## [Task goal]
Please copy the stretch of the bacteria growth solution from "y(20) = 2500 * e^(k*20)" through "2500 * e^(k*7*60)", substituting "min" for every "minutes".

## [Supplied text]

□ □ □ □ □

A bacteria culture initially contains 2500 bacteria and doubles every half hour..?

The exponential growth equation is in the form of: y(t) = y₀ * e^(k*t), y₀ is the initial size, t is the time, and k is the growth constant.

Using the given information we know that

y₀ = 2500

t_dbl = 30

y(t_dbl) = 2*y₀

n finding the doubling period you are finding where y(t) = 2 * y₀

The longer method would be to set the equation equal to 2*2500 and solve for k:

y(t)= 5000 = 2500 * e^{(30 * k)}

The more elegant solution is knowing that since

y(t) = 2 * y₀ and y(t) = y₀ * e^(k*t)

then

2 * y₀ = y₀ * e^(k*t)

or better yet

2 = e^(k*t)

Solving for t gets:

k = 1/t_dbl * ln(2)

Substitute the known and solved for variables into the full equation:

use k from where you solved above

y(t) = 2500 * e^(k*t)

For population size at 20 minutes:

y(20) = 2500 * e^(k*20)

For population size at 7hrs, you must first convert to whatever units were used for "half an hour". I have used minutes above, so 7hrs must first be converted into minutes:

7hrs = 7*60 minutes

Use k from where you solved above, use t = 7*60

y(20) = 2500 * e^(k*7*60)

□ □ □ □ □

(Dataset entries)

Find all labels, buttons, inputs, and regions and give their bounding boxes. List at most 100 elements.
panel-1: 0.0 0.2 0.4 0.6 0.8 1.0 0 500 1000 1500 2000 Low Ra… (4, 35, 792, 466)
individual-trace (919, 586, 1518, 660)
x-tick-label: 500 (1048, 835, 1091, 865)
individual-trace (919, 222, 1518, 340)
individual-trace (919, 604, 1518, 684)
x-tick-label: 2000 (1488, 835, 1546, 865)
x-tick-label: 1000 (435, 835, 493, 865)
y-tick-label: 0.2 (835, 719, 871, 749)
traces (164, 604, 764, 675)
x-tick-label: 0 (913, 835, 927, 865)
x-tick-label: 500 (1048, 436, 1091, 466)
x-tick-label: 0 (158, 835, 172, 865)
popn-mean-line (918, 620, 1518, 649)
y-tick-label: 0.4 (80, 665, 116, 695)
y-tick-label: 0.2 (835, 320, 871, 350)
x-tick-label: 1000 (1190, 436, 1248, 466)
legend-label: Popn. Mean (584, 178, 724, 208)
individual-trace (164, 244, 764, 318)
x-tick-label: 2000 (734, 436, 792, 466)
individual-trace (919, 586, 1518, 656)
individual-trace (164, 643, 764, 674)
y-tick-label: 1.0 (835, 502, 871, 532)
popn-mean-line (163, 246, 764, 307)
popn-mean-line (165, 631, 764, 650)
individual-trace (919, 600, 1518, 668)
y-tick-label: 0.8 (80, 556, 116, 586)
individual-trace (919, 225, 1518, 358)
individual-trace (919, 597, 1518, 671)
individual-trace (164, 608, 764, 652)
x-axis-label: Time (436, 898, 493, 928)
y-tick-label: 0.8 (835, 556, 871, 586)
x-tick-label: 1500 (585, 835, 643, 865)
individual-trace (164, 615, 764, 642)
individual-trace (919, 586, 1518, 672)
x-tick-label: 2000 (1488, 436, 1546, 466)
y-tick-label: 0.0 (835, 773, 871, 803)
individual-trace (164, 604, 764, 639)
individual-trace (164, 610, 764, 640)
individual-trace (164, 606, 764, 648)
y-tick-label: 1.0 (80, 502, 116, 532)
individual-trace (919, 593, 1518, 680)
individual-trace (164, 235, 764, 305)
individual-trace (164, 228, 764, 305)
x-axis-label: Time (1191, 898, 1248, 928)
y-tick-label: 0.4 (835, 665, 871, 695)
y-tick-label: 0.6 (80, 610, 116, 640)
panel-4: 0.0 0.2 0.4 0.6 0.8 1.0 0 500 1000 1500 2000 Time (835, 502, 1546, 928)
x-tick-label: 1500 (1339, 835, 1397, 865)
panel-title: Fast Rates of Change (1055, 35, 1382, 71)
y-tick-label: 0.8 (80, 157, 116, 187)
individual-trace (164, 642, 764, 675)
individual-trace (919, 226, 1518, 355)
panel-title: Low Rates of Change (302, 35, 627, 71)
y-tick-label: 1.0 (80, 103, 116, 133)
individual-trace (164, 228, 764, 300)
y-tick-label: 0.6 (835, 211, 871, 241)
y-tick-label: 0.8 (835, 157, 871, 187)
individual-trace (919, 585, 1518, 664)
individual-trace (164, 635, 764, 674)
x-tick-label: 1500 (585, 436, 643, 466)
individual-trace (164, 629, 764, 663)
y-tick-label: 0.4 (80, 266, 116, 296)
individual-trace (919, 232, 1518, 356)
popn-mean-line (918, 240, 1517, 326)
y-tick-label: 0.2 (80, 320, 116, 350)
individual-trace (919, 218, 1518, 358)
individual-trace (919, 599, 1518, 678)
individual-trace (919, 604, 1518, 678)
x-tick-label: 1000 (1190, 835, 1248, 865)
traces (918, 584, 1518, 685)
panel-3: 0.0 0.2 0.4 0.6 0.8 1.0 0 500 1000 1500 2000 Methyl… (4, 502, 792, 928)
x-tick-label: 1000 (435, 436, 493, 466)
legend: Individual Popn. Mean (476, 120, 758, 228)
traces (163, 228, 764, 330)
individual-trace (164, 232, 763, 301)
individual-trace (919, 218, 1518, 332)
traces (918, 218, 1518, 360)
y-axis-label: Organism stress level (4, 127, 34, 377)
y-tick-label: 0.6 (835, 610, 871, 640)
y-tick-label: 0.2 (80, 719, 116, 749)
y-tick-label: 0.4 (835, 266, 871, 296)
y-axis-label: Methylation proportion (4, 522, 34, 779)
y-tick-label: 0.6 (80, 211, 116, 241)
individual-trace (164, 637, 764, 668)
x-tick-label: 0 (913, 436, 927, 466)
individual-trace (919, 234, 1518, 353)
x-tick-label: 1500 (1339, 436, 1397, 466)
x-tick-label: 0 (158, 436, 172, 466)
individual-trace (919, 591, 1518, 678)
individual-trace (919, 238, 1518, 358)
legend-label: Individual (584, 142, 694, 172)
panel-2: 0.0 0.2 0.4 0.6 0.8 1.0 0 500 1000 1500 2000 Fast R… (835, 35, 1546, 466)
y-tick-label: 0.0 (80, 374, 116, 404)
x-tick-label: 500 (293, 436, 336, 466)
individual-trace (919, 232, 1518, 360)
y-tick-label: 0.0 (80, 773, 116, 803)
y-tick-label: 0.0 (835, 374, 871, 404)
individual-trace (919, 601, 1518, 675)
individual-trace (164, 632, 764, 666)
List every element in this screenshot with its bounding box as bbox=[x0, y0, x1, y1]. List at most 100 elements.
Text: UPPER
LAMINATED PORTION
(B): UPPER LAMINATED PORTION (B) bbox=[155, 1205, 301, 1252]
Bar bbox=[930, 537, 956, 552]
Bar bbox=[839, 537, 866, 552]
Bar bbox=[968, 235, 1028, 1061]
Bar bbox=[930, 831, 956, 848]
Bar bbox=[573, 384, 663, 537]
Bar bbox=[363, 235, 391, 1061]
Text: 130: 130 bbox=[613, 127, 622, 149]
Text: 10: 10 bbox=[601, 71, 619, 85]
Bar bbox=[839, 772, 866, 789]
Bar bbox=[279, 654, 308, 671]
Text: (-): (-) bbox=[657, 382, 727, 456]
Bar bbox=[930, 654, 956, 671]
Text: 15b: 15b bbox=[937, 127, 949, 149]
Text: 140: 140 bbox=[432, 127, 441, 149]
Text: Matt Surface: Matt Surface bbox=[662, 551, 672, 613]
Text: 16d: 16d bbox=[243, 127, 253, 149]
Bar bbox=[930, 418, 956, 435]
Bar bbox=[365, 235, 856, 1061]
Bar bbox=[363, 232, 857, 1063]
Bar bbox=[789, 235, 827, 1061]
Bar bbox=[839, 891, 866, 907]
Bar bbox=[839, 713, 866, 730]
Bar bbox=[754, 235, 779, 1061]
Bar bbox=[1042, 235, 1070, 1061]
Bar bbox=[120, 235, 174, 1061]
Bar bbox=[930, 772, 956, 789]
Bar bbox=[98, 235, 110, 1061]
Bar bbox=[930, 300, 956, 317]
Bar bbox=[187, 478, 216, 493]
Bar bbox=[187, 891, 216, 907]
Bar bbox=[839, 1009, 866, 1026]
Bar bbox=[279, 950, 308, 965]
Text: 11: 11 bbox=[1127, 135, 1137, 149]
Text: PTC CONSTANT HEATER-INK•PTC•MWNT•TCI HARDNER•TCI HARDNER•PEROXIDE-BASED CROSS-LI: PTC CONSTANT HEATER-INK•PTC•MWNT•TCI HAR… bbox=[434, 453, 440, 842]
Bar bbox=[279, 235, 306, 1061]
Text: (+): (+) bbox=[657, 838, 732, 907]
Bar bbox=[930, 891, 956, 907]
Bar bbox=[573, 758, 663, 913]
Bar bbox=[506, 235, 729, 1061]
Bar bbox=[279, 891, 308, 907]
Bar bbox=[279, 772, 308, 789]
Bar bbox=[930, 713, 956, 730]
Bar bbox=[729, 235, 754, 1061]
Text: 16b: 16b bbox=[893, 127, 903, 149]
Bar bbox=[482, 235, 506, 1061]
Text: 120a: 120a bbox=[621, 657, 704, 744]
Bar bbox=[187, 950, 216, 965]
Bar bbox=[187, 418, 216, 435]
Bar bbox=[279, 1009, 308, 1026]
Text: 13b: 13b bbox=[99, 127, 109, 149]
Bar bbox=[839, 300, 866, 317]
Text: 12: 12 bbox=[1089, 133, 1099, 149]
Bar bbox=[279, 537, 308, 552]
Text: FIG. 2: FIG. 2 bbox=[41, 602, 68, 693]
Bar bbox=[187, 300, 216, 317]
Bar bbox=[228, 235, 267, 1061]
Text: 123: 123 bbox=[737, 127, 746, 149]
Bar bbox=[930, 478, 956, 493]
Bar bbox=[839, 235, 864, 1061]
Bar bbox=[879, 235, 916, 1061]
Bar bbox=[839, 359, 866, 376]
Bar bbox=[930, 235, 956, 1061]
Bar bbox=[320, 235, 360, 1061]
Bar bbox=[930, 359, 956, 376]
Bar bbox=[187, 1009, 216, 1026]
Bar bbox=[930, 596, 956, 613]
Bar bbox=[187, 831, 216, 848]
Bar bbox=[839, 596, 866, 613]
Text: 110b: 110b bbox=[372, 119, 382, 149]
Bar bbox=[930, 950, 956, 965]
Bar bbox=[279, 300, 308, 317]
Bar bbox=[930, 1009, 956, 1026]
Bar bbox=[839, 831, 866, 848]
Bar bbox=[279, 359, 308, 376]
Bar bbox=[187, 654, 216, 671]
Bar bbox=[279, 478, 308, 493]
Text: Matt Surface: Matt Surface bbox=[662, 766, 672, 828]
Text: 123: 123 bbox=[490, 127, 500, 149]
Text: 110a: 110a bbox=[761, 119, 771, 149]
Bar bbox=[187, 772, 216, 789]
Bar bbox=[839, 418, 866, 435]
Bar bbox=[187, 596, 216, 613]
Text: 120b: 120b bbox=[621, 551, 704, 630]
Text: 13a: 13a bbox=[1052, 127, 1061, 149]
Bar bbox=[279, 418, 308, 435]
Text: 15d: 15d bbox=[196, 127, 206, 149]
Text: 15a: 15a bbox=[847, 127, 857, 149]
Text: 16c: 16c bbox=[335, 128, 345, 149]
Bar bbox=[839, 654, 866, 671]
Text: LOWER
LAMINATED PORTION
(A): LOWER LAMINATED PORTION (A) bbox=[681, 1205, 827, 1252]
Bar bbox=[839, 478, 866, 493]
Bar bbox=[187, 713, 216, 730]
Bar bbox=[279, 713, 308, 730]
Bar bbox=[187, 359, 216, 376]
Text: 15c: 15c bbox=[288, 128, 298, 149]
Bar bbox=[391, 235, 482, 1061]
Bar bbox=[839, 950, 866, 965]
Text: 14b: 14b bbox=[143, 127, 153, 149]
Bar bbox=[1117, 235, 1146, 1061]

□ □ □ □ □

## [Output below]
y(20) = 2500 * e^(k*20)

For population size at 7hrs, you must first convert to whatever units were used for "half an hour". I have used min above, so 7hrs must first be converted into min:

7hrs = 7*60 min

Use k from where you solved above, use t = 7*60

y(20) = 2500 * e^(k*7*60)